▶ TASK OBJECTIVE
Look through the listing below and work out how many of its lines hold the word "Abstract". Give only the number.

▶ TASK MATERIAL
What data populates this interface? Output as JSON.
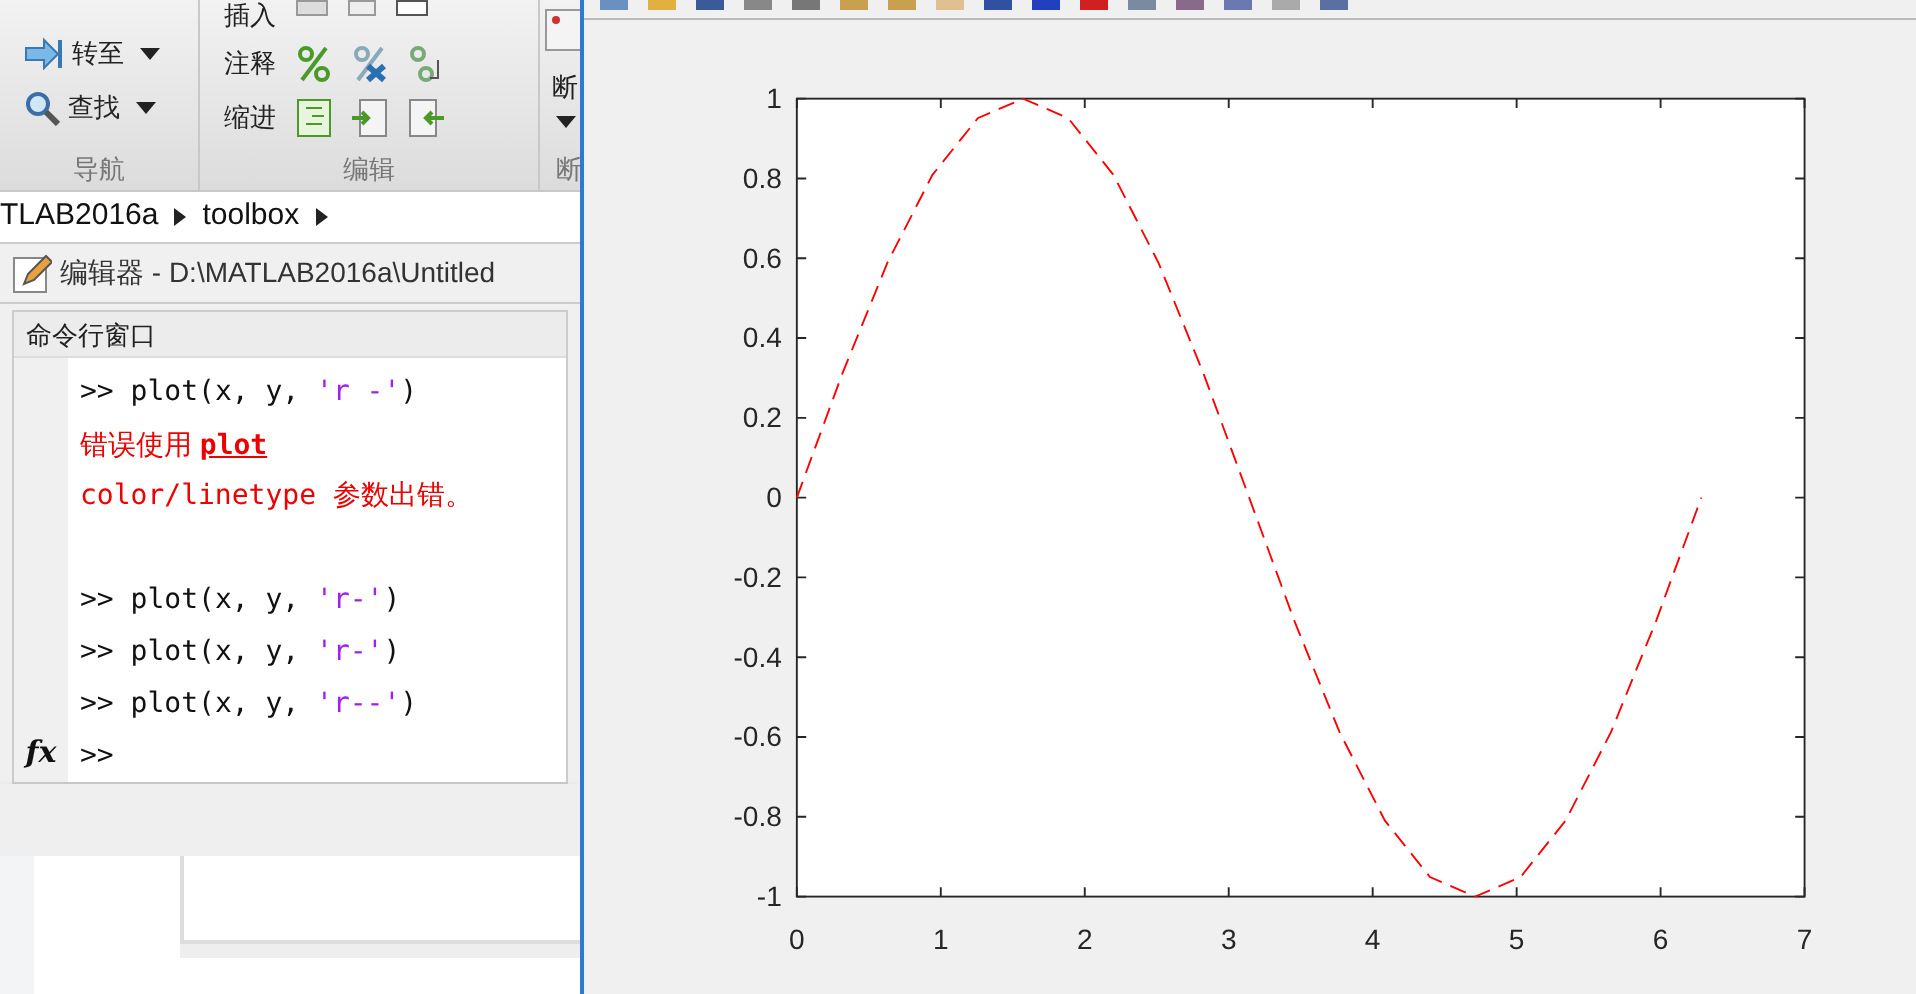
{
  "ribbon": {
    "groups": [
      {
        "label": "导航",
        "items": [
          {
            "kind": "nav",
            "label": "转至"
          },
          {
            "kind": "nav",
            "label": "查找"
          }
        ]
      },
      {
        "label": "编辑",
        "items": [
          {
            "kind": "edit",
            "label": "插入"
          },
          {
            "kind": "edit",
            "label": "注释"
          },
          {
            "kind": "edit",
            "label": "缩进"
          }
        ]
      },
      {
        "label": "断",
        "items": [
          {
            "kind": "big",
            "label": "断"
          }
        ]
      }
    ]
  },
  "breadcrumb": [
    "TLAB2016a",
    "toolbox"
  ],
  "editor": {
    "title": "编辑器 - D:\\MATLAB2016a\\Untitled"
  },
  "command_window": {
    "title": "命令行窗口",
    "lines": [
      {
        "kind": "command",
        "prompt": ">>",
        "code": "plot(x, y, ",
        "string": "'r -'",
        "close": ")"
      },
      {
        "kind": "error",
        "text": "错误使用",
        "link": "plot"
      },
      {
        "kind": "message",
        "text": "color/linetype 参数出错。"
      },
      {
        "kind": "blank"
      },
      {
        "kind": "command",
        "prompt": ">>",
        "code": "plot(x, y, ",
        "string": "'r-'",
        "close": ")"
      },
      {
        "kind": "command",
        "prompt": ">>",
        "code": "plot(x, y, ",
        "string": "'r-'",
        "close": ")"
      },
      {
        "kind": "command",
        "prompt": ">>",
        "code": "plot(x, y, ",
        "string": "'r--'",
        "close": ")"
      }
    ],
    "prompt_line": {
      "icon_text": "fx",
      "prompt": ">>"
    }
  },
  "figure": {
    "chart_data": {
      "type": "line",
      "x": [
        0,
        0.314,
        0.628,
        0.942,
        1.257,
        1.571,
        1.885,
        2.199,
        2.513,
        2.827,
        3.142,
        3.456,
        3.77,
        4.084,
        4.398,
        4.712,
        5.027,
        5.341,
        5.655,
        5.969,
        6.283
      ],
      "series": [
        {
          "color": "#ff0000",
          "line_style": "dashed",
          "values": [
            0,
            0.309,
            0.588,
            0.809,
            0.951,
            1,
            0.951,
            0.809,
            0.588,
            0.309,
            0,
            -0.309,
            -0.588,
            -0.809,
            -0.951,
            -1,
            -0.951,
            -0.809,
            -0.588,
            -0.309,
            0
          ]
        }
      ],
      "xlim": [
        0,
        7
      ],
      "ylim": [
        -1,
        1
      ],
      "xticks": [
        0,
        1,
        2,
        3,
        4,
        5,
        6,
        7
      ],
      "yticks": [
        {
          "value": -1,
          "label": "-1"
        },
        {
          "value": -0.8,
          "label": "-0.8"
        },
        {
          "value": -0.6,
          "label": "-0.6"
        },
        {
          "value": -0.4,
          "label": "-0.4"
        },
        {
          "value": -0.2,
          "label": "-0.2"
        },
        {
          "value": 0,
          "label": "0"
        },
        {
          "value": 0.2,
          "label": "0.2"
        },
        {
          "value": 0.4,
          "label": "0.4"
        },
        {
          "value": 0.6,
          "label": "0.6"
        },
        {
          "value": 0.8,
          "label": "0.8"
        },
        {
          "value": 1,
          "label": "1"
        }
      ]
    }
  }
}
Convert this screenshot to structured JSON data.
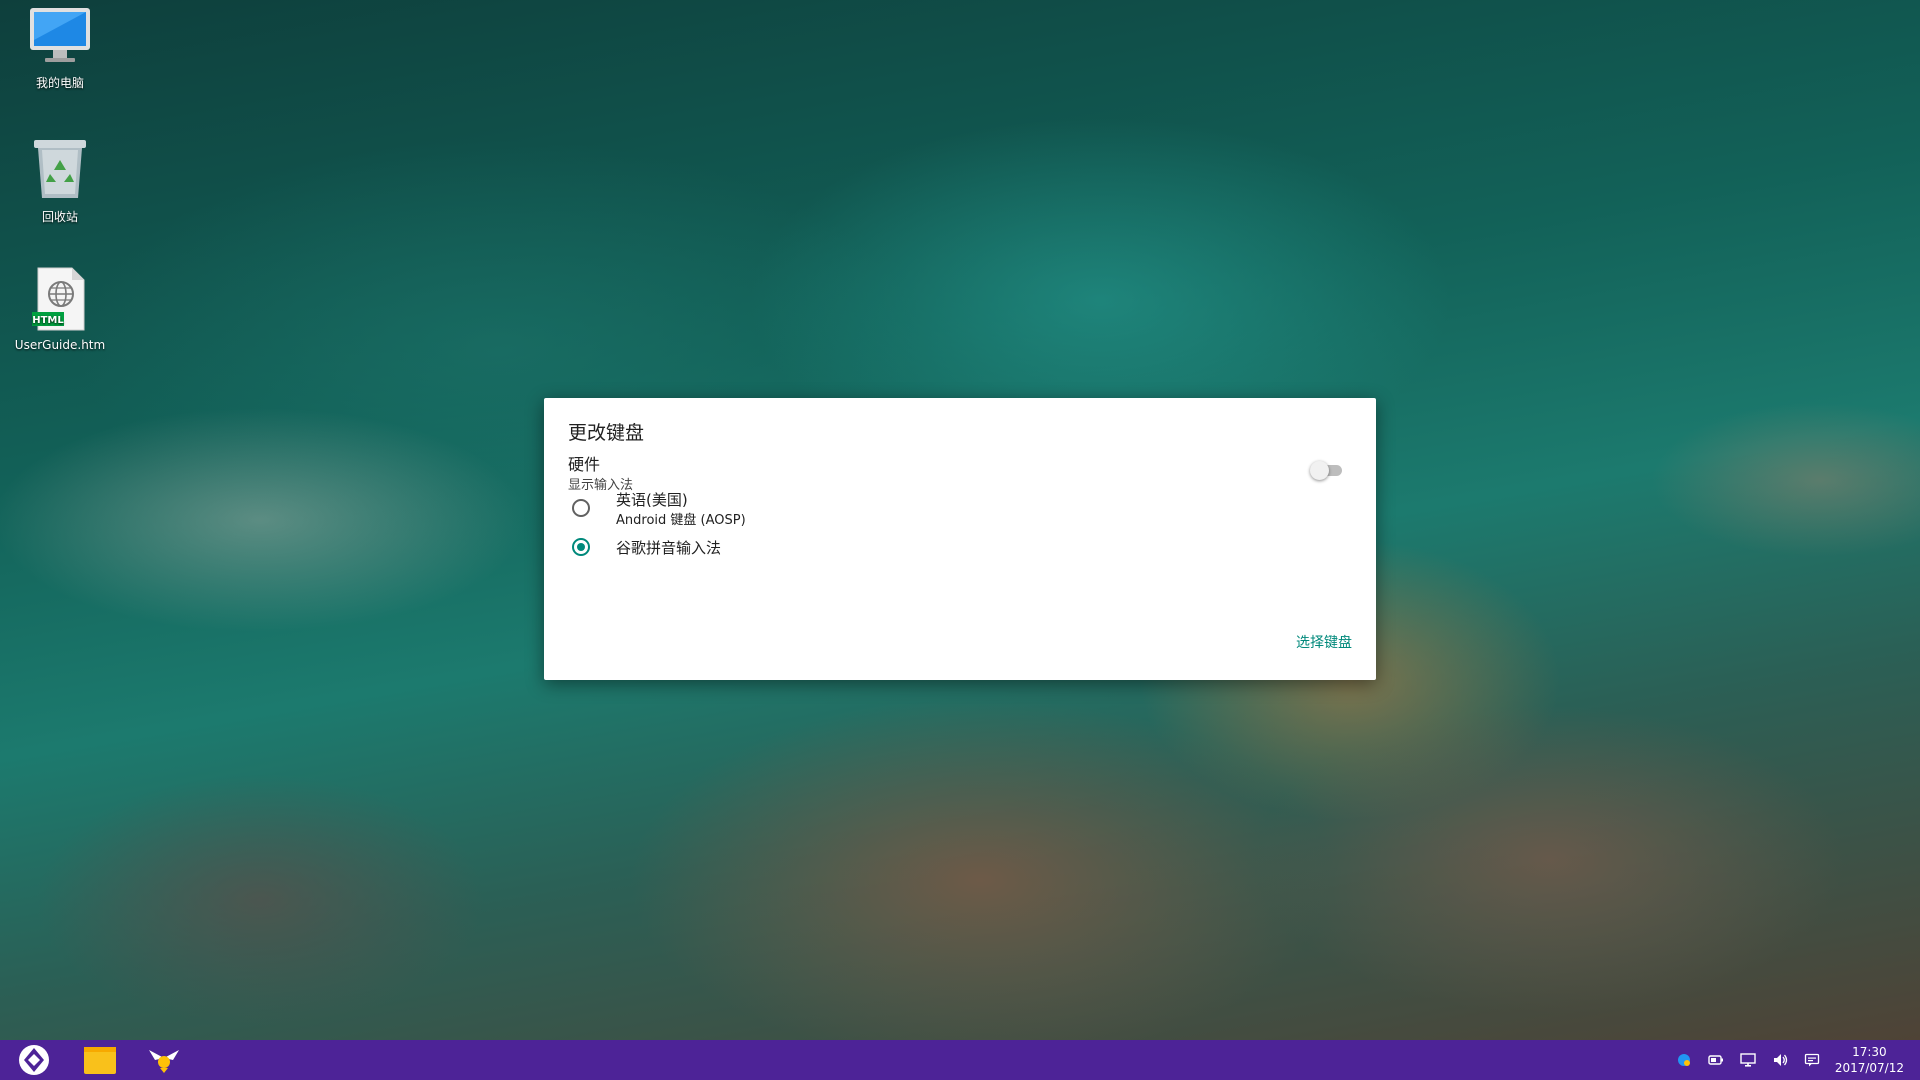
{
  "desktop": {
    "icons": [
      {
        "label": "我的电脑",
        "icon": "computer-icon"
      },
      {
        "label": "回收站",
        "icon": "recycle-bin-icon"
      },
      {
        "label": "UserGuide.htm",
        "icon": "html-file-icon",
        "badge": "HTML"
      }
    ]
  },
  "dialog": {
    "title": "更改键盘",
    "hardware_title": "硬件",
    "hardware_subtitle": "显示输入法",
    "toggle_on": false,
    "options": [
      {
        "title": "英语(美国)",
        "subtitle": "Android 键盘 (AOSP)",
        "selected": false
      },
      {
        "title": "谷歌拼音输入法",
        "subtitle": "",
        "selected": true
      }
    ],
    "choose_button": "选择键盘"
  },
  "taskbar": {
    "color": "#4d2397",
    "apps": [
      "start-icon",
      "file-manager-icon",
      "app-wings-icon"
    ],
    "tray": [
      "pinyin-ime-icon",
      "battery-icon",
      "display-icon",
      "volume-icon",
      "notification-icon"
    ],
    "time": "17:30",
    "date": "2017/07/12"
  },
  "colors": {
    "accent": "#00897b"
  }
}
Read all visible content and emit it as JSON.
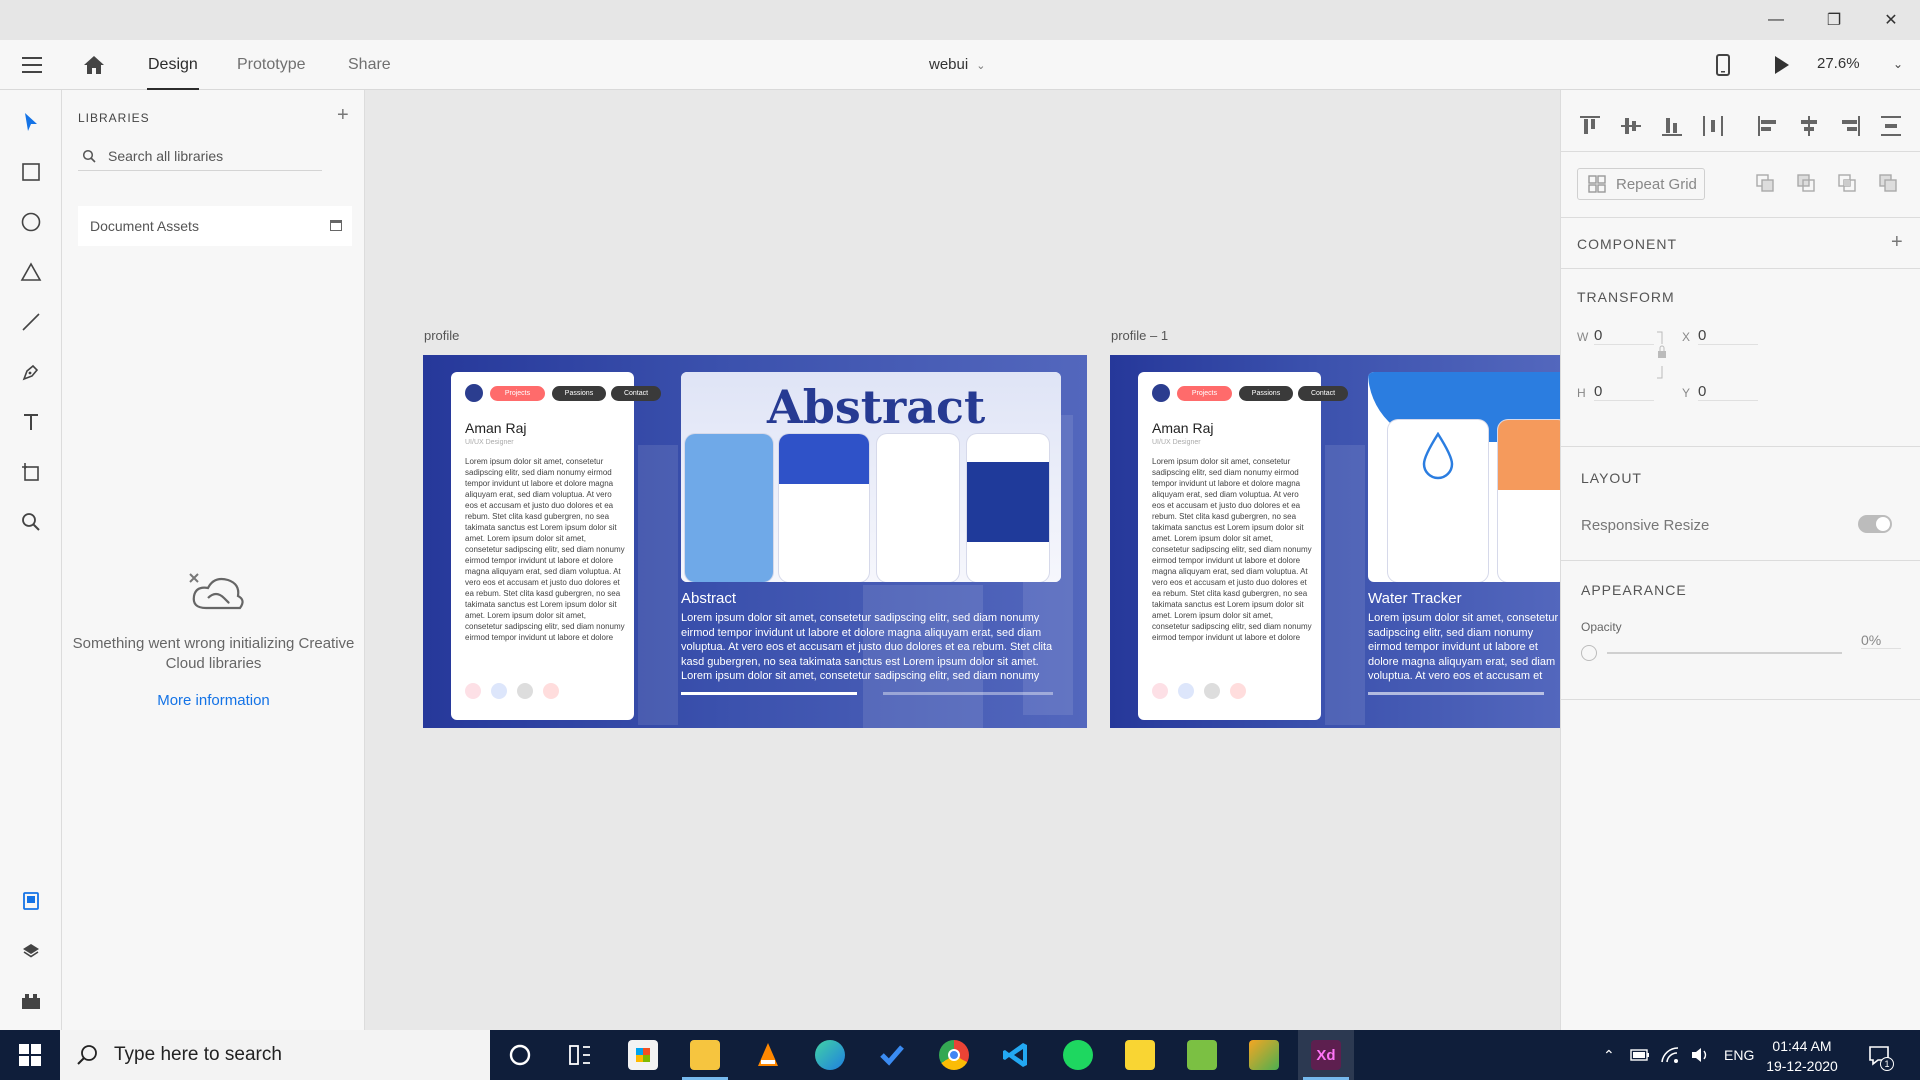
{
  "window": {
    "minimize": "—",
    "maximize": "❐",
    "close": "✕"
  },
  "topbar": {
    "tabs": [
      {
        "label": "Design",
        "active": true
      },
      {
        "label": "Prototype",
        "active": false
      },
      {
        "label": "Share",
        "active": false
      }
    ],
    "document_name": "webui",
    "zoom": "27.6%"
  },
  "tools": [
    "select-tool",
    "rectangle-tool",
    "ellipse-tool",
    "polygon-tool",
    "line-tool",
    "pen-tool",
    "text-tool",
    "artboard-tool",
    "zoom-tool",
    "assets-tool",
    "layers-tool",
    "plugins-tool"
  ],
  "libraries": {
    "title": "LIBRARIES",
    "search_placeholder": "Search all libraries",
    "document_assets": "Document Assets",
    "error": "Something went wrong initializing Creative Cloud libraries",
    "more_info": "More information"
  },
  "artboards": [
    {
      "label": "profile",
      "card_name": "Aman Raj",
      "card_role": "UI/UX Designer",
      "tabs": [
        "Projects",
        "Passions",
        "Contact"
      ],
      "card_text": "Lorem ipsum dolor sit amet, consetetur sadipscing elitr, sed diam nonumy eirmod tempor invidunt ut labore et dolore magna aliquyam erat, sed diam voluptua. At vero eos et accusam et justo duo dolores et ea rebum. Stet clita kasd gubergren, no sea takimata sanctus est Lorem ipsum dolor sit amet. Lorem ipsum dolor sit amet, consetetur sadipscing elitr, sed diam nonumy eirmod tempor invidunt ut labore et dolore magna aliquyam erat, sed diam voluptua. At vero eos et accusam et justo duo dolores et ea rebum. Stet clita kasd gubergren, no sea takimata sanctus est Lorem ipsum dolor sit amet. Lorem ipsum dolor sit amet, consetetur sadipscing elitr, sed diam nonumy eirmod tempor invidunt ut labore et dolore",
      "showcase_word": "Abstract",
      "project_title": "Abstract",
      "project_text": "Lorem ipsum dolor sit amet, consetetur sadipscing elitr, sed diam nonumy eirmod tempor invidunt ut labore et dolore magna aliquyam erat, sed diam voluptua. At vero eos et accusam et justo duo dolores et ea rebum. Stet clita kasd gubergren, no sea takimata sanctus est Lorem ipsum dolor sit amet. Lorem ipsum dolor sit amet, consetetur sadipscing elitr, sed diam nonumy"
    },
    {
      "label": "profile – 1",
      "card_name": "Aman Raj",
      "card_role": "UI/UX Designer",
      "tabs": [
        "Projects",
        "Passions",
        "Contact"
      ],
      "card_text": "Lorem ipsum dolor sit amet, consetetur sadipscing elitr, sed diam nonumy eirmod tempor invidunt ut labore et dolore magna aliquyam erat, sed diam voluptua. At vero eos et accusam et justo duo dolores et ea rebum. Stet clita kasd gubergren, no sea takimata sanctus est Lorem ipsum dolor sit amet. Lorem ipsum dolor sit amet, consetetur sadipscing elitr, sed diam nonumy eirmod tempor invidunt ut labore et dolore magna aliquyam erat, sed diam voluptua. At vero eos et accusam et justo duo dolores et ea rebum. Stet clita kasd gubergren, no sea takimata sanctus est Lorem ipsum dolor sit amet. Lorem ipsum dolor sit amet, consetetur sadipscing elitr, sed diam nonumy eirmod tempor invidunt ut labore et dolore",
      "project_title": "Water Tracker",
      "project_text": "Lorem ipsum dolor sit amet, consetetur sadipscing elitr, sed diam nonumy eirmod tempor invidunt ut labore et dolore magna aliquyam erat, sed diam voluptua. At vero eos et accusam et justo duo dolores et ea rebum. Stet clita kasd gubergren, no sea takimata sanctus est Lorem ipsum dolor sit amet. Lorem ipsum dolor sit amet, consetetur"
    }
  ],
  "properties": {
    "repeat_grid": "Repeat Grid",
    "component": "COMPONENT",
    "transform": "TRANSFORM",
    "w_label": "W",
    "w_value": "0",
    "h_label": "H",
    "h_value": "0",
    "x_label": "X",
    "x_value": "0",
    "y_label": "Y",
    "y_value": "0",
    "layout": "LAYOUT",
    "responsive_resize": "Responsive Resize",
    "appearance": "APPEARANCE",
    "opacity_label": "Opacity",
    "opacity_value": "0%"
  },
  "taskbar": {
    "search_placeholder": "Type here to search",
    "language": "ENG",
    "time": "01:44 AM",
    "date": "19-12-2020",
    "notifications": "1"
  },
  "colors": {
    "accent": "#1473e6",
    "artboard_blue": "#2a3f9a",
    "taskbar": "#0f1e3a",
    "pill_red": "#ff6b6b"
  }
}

▶ SOLUTION
2